### SHORT EXERCISE
Copy each of the entries below faithfully, setting aside any pictures.

### DATA SUPPLIED
#####

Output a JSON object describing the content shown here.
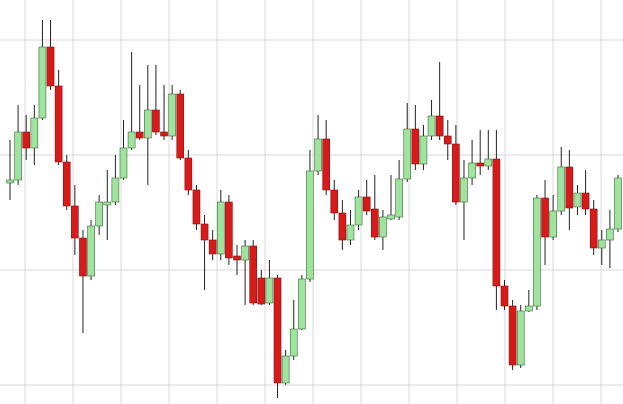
{
  "chart_data": {
    "type": "candlestick",
    "open": [
      221,
      224,
      272,
      256,
      286,
      357,
      318,
      242,
      198,
      166,
      128,
      178,
      199,
      202,
      226,
      256,
      272,
      266,
      294,
      272,
      268,
      310,
      246,
      214,
      180,
      164,
      150,
      202,
      148,
      144,
      158,
      126,
      101,
      126,
      21,
      48,
      75,
      125,
      233,
      265,
      214,
      191,
      164,
      179,
      207,
      195,
      167,
      185,
      187,
      225,
      275,
      240,
      268,
      288,
      268,
      260,
      202,
      226,
      241,
      238,
      245,
      118,
      98,
      39,
      93,
      98,
      206,
      167,
      193,
      237,
      197,
      211,
      195,
      156,
      164,
      175
    ],
    "high": [
      264,
      299,
      289,
      299,
      384,
      384,
      334,
      249,
      219,
      174,
      184,
      209,
      234,
      249,
      284,
      352,
      319,
      339,
      339,
      319,
      319,
      314,
      254,
      219,
      189,
      174,
      214,
      209,
      159,
      164,
      164,
      134,
      144,
      129,
      54,
      104,
      129,
      254,
      289,
      284,
      224,
      204,
      194,
      214,
      224,
      229,
      194,
      229,
      244,
      301,
      299,
      279,
      304,
      342,
      284,
      279,
      244,
      264,
      274,
      274,
      274,
      124,
      104,
      99,
      114,
      209,
      224,
      209,
      257,
      254,
      219,
      234,
      204,
      174,
      194,
      229
    ],
    "low": [
      204,
      219,
      244,
      239,
      284,
      314,
      239,
      194,
      149,
      71,
      124,
      169,
      164,
      199,
      224,
      254,
      264,
      219,
      269,
      264,
      264,
      244,
      209,
      174,
      114,
      144,
      144,
      139,
      129,
      99,
      99,
      99,
      99,
      6,
      19,
      44,
      74,
      122,
      229,
      209,
      184,
      154,
      159,
      174,
      189,
      164,
      154,
      184,
      184,
      222,
      234,
      234,
      264,
      264,
      244,
      199,
      164,
      219,
      229,
      234,
      94,
      94,
      34,
      36,
      92,
      94,
      139,
      164,
      189,
      174,
      189,
      189,
      149,
      139,
      136,
      172
    ],
    "close": [
      224,
      272,
      256,
      286,
      357,
      318,
      242,
      198,
      166,
      128,
      178,
      202,
      202,
      226,
      256,
      272,
      266,
      294,
      272,
      268,
      310,
      246,
      214,
      180,
      164,
      150,
      202,
      146,
      144,
      158,
      101,
      100,
      126,
      21,
      48,
      75,
      125,
      233,
      265,
      214,
      191,
      164,
      179,
      207,
      193,
      167,
      187,
      189,
      225,
      275,
      240,
      268,
      288,
      268,
      260,
      202,
      226,
      241,
      238,
      245,
      118,
      98,
      39,
      93,
      98,
      206,
      167,
      193,
      237,
      196,
      211,
      195,
      156,
      164,
      175,
      226
    ],
    "up_color": "#9fe39f",
    "down_color": "#d71a1a",
    "wick_color": "#222222",
    "ylim": [
      0,
      404
    ],
    "yticks": [
      19,
      134,
      249,
      364
    ],
    "grid": true
  }
}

#####

### THE COMPLETED TASK
Output a JSON object describing the content shown here.
{
  "chart_data": {
    "type": "candlestick",
    "open": [
      221,
      224,
      272,
      256,
      286,
      357,
      318,
      242,
      198,
      166,
      128,
      178,
      199,
      202,
      226,
      256,
      272,
      266,
      294,
      272,
      268,
      310,
      246,
      214,
      180,
      164,
      150,
      202,
      148,
      144,
      158,
      126,
      101,
      126,
      21,
      48,
      75,
      125,
      233,
      265,
      214,
      191,
      164,
      179,
      207,
      195,
      167,
      185,
      187,
      225,
      275,
      240,
      268,
      288,
      268,
      260,
      202,
      226,
      241,
      238,
      245,
      118,
      98,
      39,
      93,
      98,
      206,
      167,
      193,
      237,
      197,
      211,
      195,
      156,
      164,
      175
    ],
    "high": [
      264,
      299,
      289,
      299,
      384,
      384,
      334,
      249,
      219,
      174,
      184,
      209,
      234,
      249,
      284,
      352,
      319,
      339,
      339,
      319,
      319,
      314,
      254,
      219,
      189,
      174,
      214,
      209,
      159,
      164,
      164,
      134,
      144,
      129,
      54,
      104,
      129,
      254,
      289,
      284,
      224,
      204,
      194,
      214,
      224,
      229,
      194,
      229,
      244,
      301,
      299,
      279,
      304,
      342,
      284,
      279,
      244,
      264,
      274,
      274,
      274,
      124,
      104,
      99,
      114,
      209,
      224,
      209,
      257,
      254,
      219,
      234,
      204,
      174,
      194,
      229
    ],
    "low": [
      204,
      219,
      244,
      239,
      284,
      314,
      239,
      194,
      149,
      71,
      124,
      169,
      164,
      199,
      224,
      254,
      264,
      219,
      269,
      264,
      264,
      244,
      209,
      174,
      114,
      144,
      144,
      139,
      129,
      99,
      99,
      99,
      99,
      6,
      19,
      44,
      74,
      122,
      229,
      209,
      184,
      154,
      159,
      174,
      189,
      164,
      154,
      184,
      184,
      222,
      234,
      234,
      264,
      264,
      244,
      199,
      164,
      219,
      229,
      234,
      94,
      94,
      34,
      36,
      92,
      94,
      139,
      164,
      189,
      174,
      189,
      189,
      149,
      139,
      136,
      172
    ],
    "close": [
      224,
      272,
      256,
      286,
      357,
      318,
      242,
      198,
      166,
      128,
      178,
      202,
      202,
      226,
      256,
      272,
      266,
      294,
      272,
      268,
      310,
      246,
      214,
      180,
      164,
      150,
      202,
      146,
      144,
      158,
      101,
      100,
      126,
      21,
      48,
      75,
      125,
      233,
      265,
      214,
      191,
      164,
      179,
      207,
      193,
      167,
      187,
      189,
      225,
      275,
      240,
      268,
      288,
      268,
      260,
      202,
      226,
      241,
      238,
      245,
      118,
      98,
      39,
      93,
      98,
      206,
      167,
      193,
      237,
      196,
      211,
      195,
      156,
      164,
      175,
      226
    ],
    "up_color": "#9fe39f",
    "down_color": "#d71a1a",
    "wick_color": "#222222",
    "ylim": [
      0,
      404
    ],
    "yticks": [
      19,
      134,
      249,
      364
    ],
    "grid": true
  }
}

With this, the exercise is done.